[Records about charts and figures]
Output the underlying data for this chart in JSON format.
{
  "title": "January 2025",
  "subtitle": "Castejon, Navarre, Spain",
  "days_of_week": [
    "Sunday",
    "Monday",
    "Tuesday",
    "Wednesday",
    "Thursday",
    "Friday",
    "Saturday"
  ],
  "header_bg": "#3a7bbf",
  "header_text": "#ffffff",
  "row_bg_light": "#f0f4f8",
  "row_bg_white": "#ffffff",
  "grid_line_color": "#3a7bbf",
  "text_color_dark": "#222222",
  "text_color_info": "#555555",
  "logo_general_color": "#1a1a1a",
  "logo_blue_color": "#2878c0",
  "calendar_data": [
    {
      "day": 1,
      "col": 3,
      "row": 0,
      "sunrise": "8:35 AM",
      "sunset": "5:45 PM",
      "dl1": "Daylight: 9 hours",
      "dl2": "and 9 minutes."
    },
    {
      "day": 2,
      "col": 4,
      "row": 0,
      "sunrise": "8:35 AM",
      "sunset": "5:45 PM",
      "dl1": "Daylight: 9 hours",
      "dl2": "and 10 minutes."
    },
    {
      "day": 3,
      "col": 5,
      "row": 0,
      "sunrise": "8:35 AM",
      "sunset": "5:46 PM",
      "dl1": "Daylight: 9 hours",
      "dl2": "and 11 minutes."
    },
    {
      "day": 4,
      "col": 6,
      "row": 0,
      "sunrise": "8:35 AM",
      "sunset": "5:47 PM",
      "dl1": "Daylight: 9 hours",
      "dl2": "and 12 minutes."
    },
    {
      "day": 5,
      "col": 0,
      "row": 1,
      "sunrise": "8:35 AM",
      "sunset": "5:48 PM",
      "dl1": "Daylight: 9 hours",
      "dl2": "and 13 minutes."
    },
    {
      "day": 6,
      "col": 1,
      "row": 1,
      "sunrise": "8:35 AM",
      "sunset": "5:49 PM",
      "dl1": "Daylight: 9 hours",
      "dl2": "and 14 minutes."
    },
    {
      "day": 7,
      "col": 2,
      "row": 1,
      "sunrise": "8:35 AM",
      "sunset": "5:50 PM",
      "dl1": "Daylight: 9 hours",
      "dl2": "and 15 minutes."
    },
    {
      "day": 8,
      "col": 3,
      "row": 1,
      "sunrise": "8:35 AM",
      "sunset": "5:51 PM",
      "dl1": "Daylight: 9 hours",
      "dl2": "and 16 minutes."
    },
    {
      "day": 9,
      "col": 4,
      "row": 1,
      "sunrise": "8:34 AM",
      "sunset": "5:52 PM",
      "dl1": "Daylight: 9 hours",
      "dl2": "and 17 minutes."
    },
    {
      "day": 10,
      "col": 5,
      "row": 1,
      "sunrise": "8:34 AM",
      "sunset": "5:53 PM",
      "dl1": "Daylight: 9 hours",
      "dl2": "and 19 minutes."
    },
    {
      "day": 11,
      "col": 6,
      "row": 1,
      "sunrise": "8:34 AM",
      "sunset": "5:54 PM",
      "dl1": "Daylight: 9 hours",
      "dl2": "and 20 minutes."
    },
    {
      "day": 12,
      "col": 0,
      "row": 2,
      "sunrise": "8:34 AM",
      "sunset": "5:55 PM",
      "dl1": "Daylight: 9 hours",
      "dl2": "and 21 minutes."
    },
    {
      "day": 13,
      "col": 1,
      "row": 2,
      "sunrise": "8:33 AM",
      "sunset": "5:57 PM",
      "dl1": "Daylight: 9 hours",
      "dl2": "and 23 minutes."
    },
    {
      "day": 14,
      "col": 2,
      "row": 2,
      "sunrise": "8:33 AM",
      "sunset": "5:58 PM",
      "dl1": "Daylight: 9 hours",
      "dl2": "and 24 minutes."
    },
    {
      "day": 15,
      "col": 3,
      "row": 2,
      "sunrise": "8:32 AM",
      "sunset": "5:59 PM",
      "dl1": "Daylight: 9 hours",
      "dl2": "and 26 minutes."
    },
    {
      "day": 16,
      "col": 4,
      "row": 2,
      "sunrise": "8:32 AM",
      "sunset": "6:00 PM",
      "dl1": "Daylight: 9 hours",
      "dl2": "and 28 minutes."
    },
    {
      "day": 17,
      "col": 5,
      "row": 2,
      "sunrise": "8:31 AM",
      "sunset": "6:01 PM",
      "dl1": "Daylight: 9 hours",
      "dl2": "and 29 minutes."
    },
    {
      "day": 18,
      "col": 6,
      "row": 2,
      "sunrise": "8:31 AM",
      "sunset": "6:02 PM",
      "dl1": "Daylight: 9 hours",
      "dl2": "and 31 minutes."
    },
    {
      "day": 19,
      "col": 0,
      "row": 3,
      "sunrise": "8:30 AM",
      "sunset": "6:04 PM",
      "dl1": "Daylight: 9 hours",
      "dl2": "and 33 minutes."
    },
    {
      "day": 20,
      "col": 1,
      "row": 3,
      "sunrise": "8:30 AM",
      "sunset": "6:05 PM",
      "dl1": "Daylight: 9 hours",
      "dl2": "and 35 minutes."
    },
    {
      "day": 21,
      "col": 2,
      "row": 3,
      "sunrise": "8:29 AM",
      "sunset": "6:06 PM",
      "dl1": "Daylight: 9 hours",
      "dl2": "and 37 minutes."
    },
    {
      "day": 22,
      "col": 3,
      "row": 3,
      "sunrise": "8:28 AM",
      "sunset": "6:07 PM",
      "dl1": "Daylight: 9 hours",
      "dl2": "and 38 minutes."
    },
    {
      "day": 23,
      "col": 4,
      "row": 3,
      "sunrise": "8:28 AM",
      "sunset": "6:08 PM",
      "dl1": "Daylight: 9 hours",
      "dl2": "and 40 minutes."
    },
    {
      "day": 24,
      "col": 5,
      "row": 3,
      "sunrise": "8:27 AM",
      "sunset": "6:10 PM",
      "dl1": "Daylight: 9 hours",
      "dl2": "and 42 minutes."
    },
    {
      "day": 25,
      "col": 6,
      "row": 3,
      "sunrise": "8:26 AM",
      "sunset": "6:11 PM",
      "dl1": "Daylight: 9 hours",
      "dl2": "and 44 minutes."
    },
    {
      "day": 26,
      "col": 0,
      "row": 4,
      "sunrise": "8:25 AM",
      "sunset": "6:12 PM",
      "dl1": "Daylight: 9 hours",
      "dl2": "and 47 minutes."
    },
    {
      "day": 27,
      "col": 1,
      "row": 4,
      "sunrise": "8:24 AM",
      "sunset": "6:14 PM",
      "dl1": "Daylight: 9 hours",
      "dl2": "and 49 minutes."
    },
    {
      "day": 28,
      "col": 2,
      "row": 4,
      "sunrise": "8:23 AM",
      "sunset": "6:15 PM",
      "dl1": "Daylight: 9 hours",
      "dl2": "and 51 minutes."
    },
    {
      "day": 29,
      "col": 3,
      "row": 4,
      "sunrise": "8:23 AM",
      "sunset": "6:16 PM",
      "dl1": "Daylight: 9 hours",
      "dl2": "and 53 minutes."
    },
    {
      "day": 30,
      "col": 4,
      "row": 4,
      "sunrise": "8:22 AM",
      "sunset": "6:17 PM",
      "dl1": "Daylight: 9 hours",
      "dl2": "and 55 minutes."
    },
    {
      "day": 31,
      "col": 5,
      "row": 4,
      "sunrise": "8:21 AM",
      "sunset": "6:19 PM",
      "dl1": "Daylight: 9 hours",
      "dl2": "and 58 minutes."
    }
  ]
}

# Work to do
The records above should be repeated in full, exactly as given.

# Task answer
Output the underlying data for this chart in JSON format.
{
  "title": "January 2025",
  "subtitle": "Castejon, Navarre, Spain",
  "days_of_week": [
    "Sunday",
    "Monday",
    "Tuesday",
    "Wednesday",
    "Thursday",
    "Friday",
    "Saturday"
  ],
  "header_bg": "#3a7bbf",
  "header_text": "#ffffff",
  "row_bg_light": "#f0f4f8",
  "row_bg_white": "#ffffff",
  "grid_line_color": "#3a7bbf",
  "text_color_dark": "#222222",
  "text_color_info": "#555555",
  "logo_general_color": "#1a1a1a",
  "logo_blue_color": "#2878c0",
  "calendar_data": [
    {
      "day": 1,
      "col": 3,
      "row": 0,
      "sunrise": "8:35 AM",
      "sunset": "5:45 PM",
      "dl1": "Daylight: 9 hours",
      "dl2": "and 9 minutes."
    },
    {
      "day": 2,
      "col": 4,
      "row": 0,
      "sunrise": "8:35 AM",
      "sunset": "5:45 PM",
      "dl1": "Daylight: 9 hours",
      "dl2": "and 10 minutes."
    },
    {
      "day": 3,
      "col": 5,
      "row": 0,
      "sunrise": "8:35 AM",
      "sunset": "5:46 PM",
      "dl1": "Daylight: 9 hours",
      "dl2": "and 11 minutes."
    },
    {
      "day": 4,
      "col": 6,
      "row": 0,
      "sunrise": "8:35 AM",
      "sunset": "5:47 PM",
      "dl1": "Daylight: 9 hours",
      "dl2": "and 12 minutes."
    },
    {
      "day": 5,
      "col": 0,
      "row": 1,
      "sunrise": "8:35 AM",
      "sunset": "5:48 PM",
      "dl1": "Daylight: 9 hours",
      "dl2": "and 13 minutes."
    },
    {
      "day": 6,
      "col": 1,
      "row": 1,
      "sunrise": "8:35 AM",
      "sunset": "5:49 PM",
      "dl1": "Daylight: 9 hours",
      "dl2": "and 14 minutes."
    },
    {
      "day": 7,
      "col": 2,
      "row": 1,
      "sunrise": "8:35 AM",
      "sunset": "5:50 PM",
      "dl1": "Daylight: 9 hours",
      "dl2": "and 15 minutes."
    },
    {
      "day": 8,
      "col": 3,
      "row": 1,
      "sunrise": "8:35 AM",
      "sunset": "5:51 PM",
      "dl1": "Daylight: 9 hours",
      "dl2": "and 16 minutes."
    },
    {
      "day": 9,
      "col": 4,
      "row": 1,
      "sunrise": "8:34 AM",
      "sunset": "5:52 PM",
      "dl1": "Daylight: 9 hours",
      "dl2": "and 17 minutes."
    },
    {
      "day": 10,
      "col": 5,
      "row": 1,
      "sunrise": "8:34 AM",
      "sunset": "5:53 PM",
      "dl1": "Daylight: 9 hours",
      "dl2": "and 19 minutes."
    },
    {
      "day": 11,
      "col": 6,
      "row": 1,
      "sunrise": "8:34 AM",
      "sunset": "5:54 PM",
      "dl1": "Daylight: 9 hours",
      "dl2": "and 20 minutes."
    },
    {
      "day": 12,
      "col": 0,
      "row": 2,
      "sunrise": "8:34 AM",
      "sunset": "5:55 PM",
      "dl1": "Daylight: 9 hours",
      "dl2": "and 21 minutes."
    },
    {
      "day": 13,
      "col": 1,
      "row": 2,
      "sunrise": "8:33 AM",
      "sunset": "5:57 PM",
      "dl1": "Daylight: 9 hours",
      "dl2": "and 23 minutes."
    },
    {
      "day": 14,
      "col": 2,
      "row": 2,
      "sunrise": "8:33 AM",
      "sunset": "5:58 PM",
      "dl1": "Daylight: 9 hours",
      "dl2": "and 24 minutes."
    },
    {
      "day": 15,
      "col": 3,
      "row": 2,
      "sunrise": "8:32 AM",
      "sunset": "5:59 PM",
      "dl1": "Daylight: 9 hours",
      "dl2": "and 26 minutes."
    },
    {
      "day": 16,
      "col": 4,
      "row": 2,
      "sunrise": "8:32 AM",
      "sunset": "6:00 PM",
      "dl1": "Daylight: 9 hours",
      "dl2": "and 28 minutes."
    },
    {
      "day": 17,
      "col": 5,
      "row": 2,
      "sunrise": "8:31 AM",
      "sunset": "6:01 PM",
      "dl1": "Daylight: 9 hours",
      "dl2": "and 29 minutes."
    },
    {
      "day": 18,
      "col": 6,
      "row": 2,
      "sunrise": "8:31 AM",
      "sunset": "6:02 PM",
      "dl1": "Daylight: 9 hours",
      "dl2": "and 31 minutes."
    },
    {
      "day": 19,
      "col": 0,
      "row": 3,
      "sunrise": "8:30 AM",
      "sunset": "6:04 PM",
      "dl1": "Daylight: 9 hours",
      "dl2": "and 33 minutes."
    },
    {
      "day": 20,
      "col": 1,
      "row": 3,
      "sunrise": "8:30 AM",
      "sunset": "6:05 PM",
      "dl1": "Daylight: 9 hours",
      "dl2": "and 35 minutes."
    },
    {
      "day": 21,
      "col": 2,
      "row": 3,
      "sunrise": "8:29 AM",
      "sunset": "6:06 PM",
      "dl1": "Daylight: 9 hours",
      "dl2": "and 37 minutes."
    },
    {
      "day": 22,
      "col": 3,
      "row": 3,
      "sunrise": "8:28 AM",
      "sunset": "6:07 PM",
      "dl1": "Daylight: 9 hours",
      "dl2": "and 38 minutes."
    },
    {
      "day": 23,
      "col": 4,
      "row": 3,
      "sunrise": "8:28 AM",
      "sunset": "6:08 PM",
      "dl1": "Daylight: 9 hours",
      "dl2": "and 40 minutes."
    },
    {
      "day": 24,
      "col": 5,
      "row": 3,
      "sunrise": "8:27 AM",
      "sunset": "6:10 PM",
      "dl1": "Daylight: 9 hours",
      "dl2": "and 42 minutes."
    },
    {
      "day": 25,
      "col": 6,
      "row": 3,
      "sunrise": "8:26 AM",
      "sunset": "6:11 PM",
      "dl1": "Daylight: 9 hours",
      "dl2": "and 44 minutes."
    },
    {
      "day": 26,
      "col": 0,
      "row": 4,
      "sunrise": "8:25 AM",
      "sunset": "6:12 PM",
      "dl1": "Daylight: 9 hours",
      "dl2": "and 47 minutes."
    },
    {
      "day": 27,
      "col": 1,
      "row": 4,
      "sunrise": "8:24 AM",
      "sunset": "6:14 PM",
      "dl1": "Daylight: 9 hours",
      "dl2": "and 49 minutes."
    },
    {
      "day": 28,
      "col": 2,
      "row": 4,
      "sunrise": "8:23 AM",
      "sunset": "6:15 PM",
      "dl1": "Daylight: 9 hours",
      "dl2": "and 51 minutes."
    },
    {
      "day": 29,
      "col": 3,
      "row": 4,
      "sunrise": "8:23 AM",
      "sunset": "6:16 PM",
      "dl1": "Daylight: 9 hours",
      "dl2": "and 53 minutes."
    },
    {
      "day": 30,
      "col": 4,
      "row": 4,
      "sunrise": "8:22 AM",
      "sunset": "6:17 PM",
      "dl1": "Daylight: 9 hours",
      "dl2": "and 55 minutes."
    },
    {
      "day": 31,
      "col": 5,
      "row": 4,
      "sunrise": "8:21 AM",
      "sunset": "6:19 PM",
      "dl1": "Daylight: 9 hours",
      "dl2": "and 58 minutes."
    }
  ]
}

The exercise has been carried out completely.